What you are asked to do: Each entry must appear again exactly as it does in the source.

-- BEGIN --

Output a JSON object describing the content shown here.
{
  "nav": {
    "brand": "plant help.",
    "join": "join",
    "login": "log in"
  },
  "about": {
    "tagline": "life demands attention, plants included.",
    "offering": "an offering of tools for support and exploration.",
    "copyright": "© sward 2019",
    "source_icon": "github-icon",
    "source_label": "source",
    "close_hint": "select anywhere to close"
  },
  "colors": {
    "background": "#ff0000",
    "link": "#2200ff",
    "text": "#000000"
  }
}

-- END --

Task output:
Output a JSON object describing the content shown here.
{
  "nav": {
    "brand": "plant help.",
    "join": "join",
    "login": "log in"
  },
  "about": {
    "tagline": "life demands attention, plants included.",
    "offering": "an offering of tools for support and exploration.",
    "copyright": "© sward 2019",
    "source_icon": "github-icon",
    "source_label": "source",
    "close_hint": "select anywhere to close"
  },
  "colors": {
    "background": "#ff0000",
    "link": "#2200ff",
    "text": "#000000"
  }
}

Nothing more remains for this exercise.